Nel mondo dell’innovazione e della tecnologia il tempo scorre più veloce e le cosa cambiano rapidamente, sembrava ieri che si celebrava l’app economy ed ecco che all’improvviso tutto cambia!
Satya Nadella – CEO di Microsoft alla conferenza di sviluppatori Microsoft BUILD 2016 ha dichiarato: “I BOTs saranno le APP del futuro”.
Le abitudini degli utenti stanno cambiando:
Insomma è scoccata l’ora dei BOTs!
I BOTs sono, fondamentalmente, assistenti digitali che erogano un servizio simulando l’interazione con un altro essere umano.
I primi BOTs, sotto forma di veri e propri assistenti virtuali, sono stati il servizio SIRI – integrato nel sistema operativo iOS dei vari iPhone ed iPad – e CORTANA – l’assistente virtuale del mondo Windows. Entrambi i servizi, sfruttando algoritmi di intelligenza artificiale, riconoscimento vocale e collegamento ad Internet, riescono a soddisfare quasi ogni richiesta che gli viene posta ( tra i possessori di iPhone c’è quasi una competition nel provare a mettere in imbarazzo SIRI con domande al limite del consentito).
La prima caratteristica di un BOT è la sua facilità d’uso e la quasi assenza della fase di apprendimento dell’utilizzo perchè, per l’interazione con i propri utenti, si utilizzano forme di comunicazione cui si è naturalmente abituati – come ad esempio la voce – oppure esperienze d’uso comuni come quelle adottate nelle applicazioni di messaggistica quali Telegram oppure Facebook Messenger, tra quelle che negli ultimi tempi hanno accelerato lo sviluppo dei BOTs ed il loro utilizzo.
C’è stato quindi un proliferare di servizi Meteo, Sportivi, di News e molto altro che vivono e si sviluppano all’interno delle stesse applicazioni di messaggistica pre-esistenti. Per sfizio fatevi un giro qui:
In pratica, le applicazioni di messaggistica sono, di fatto, diventate gli ecosistemi all’interno dei quali sviluppare servizi di assistenza digitale per ampliare l’esperienza d’uso delle applicazioni stesse o sviluppare nuovi servizi che possano sfruttare le potenzialità offerte dalle piattaforme di messaggistica.

* Voci di annotazione spaziale:
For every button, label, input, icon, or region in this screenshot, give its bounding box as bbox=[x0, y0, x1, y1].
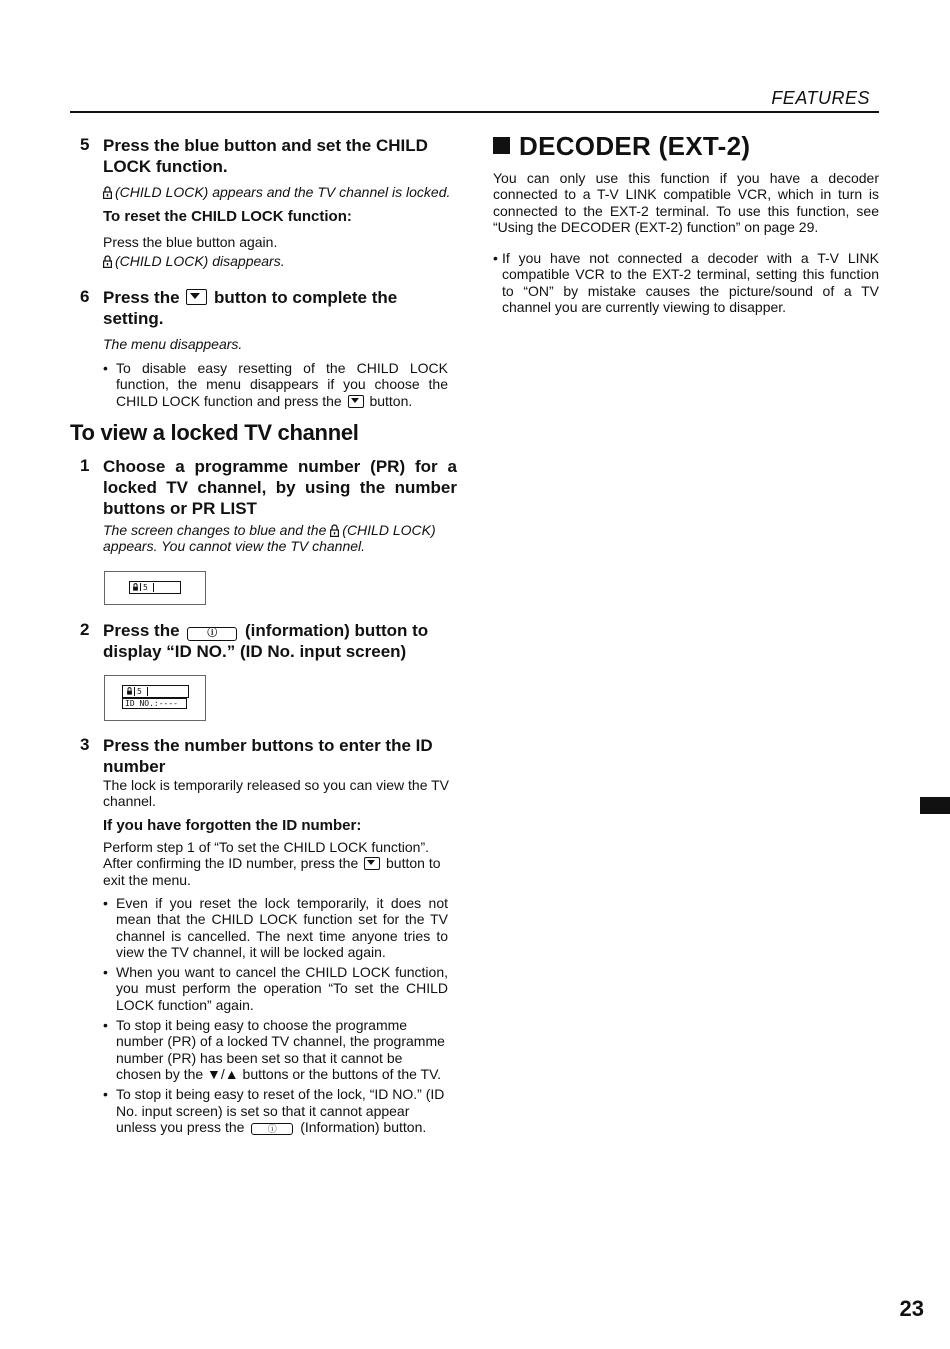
decoder-bullets bbox=[493, 250, 879, 319]
tv-button-icon bbox=[364, 857, 380, 870]
tv-screen-illustration bbox=[104, 571, 206, 605]
id-input-display: ID NO.:---- bbox=[122, 698, 187, 709]
pr-number: 5 bbox=[143, 583, 154, 592]
step-title: Press the blue button and set the CHILD LOCK function. bbox=[103, 136, 428, 176]
section-header-label: FEATURES bbox=[771, 88, 870, 108]
step-number: 5 bbox=[80, 135, 90, 154]
locked-screen-note: The screen changes to blue and the (CHILD LOCK) appears. You cannot view the TV channel. bbox=[103, 522, 436, 555]
lock-icon bbox=[330, 524, 339, 537]
tv-screen-illustration bbox=[104, 675, 206, 721]
lock-icon bbox=[103, 186, 112, 199]
square-bullet-icon bbox=[493, 137, 510, 154]
reset-line: Press the blue button again. bbox=[103, 234, 278, 250]
section-title: To view a locked TV channel bbox=[70, 420, 359, 445]
note-text: (CHILD LOCK) disappears. bbox=[115, 253, 285, 269]
step-title-post: button to complete the setting. bbox=[103, 288, 398, 328]
menu-button-icon bbox=[348, 395, 364, 408]
list-item: • To stop it being easy to reset of the lock, “ID NO.” (ID No. input screen) is set so that it cannot appear unless you press the ⓘ (Information) button. bbox=[103, 1086, 448, 1135]
page-number: 23 bbox=[899, 1296, 924, 1321]
info-button-icon: ⓘ bbox=[251, 1123, 293, 1135]
step-title: Press the number buttons to enter the ID number bbox=[103, 736, 433, 776]
header-rule bbox=[70, 111, 879, 113]
menu-disappears-note: The menu disappears. bbox=[103, 336, 243, 352]
lock-icon bbox=[131, 583, 141, 591]
step3-body: The lock is temporarily released so you can view the TV channel. bbox=[103, 777, 450, 810]
side-index-tab bbox=[920, 797, 950, 814]
list-item: • To stop it being easy to choose the programme number (PR) of a locked TV channel, the programme number (PR) has been set so that it cannot be chosen by the ▼/▲ buttons or the buttons of the TV. bbox=[103, 1017, 448, 1082]
forgot-id-body: Perform step 1 of “To set the CHILD LOCK function”. After confirming the ID number, press the button to exit the menu. bbox=[103, 839, 441, 888]
step-number: 2 bbox=[80, 620, 90, 639]
step6-bullets bbox=[103, 360, 448, 413]
list-item: • Even if you reset the lock temporarily, it does not mean that the CHILD LOCK function set for the TV channel is cancelled. The next time anyone tries to view the TV channel, it will be locked again. bbox=[103, 895, 448, 960]
step-title bbox=[103, 287, 443, 329]
lock-icon bbox=[103, 255, 112, 268]
pr-number: 5 bbox=[137, 687, 148, 696]
child-lock-note bbox=[103, 184, 463, 200]
forgot-id-heading: If you have forgotten the ID number: bbox=[103, 817, 362, 834]
info-button-icon: ⓘ bbox=[187, 627, 237, 641]
step-number: 3 bbox=[80, 735, 90, 754]
pr-display bbox=[122, 685, 189, 698]
reset-line-2 bbox=[103, 253, 285, 269]
decoder-section-title: DECODER (EXT-2) bbox=[493, 131, 750, 162]
step-title: Choose a programme number (PR) for a locked TV channel, by using the number buttons or PR LIST bbox=[103, 457, 457, 518]
step-title-pre: Press the bbox=[103, 288, 180, 307]
list-item: • If you have not connected a decoder with a T-V LINK compatible VCR to the EXT-2 terminal, setting this function to “ON” by mistake causes the picture/sound of a TV channel you are currently viewing to disapper. bbox=[493, 250, 879, 315]
note-text: (CHILD LOCK) appears and the TV channel is locked. bbox=[115, 184, 451, 200]
pr-display bbox=[129, 581, 181, 594]
step-number: 1 bbox=[80, 456, 90, 475]
menu-button-icon bbox=[186, 289, 207, 305]
lock-icon bbox=[124, 687, 135, 696]
list-item: • When you want to cancel the CHILD LOCK function, you must perform the operation “To set the CHILD LOCK function” again. bbox=[103, 964, 448, 1013]
reset-heading: To reset the CHILD LOCK function: bbox=[103, 208, 352, 225]
step3-bullets bbox=[103, 895, 448, 1139]
list-item: • To disable easy resetting of the CHILD LOCK function, the menu disappears if you choose the CHILD LOCK function and press the button. bbox=[103, 360, 448, 409]
step-title: Press the ⓘ (information) button to display “ID NO.” (ID No. input screen) bbox=[103, 621, 429, 661]
decoder-body: You can only use this function if you have a decoder connected to a T-V LINK compatible VCR, which in turn is connected to the EXT-2 terminal. To use this function, see “Using the DECODER (EXT-2) function” on page 29. bbox=[493, 170, 879, 235]
step-number: 6 bbox=[80, 287, 90, 306]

* CONSEGNA: Nel testo sui BOTs, chi ha dichiarato che i BOTs saranno le app del futuro, e in quale occasione?

* RISPOSTA: Satya Nadella, CEO di Microsoft, alla conferenza di sviluppatori Microsoft BUILD 2016.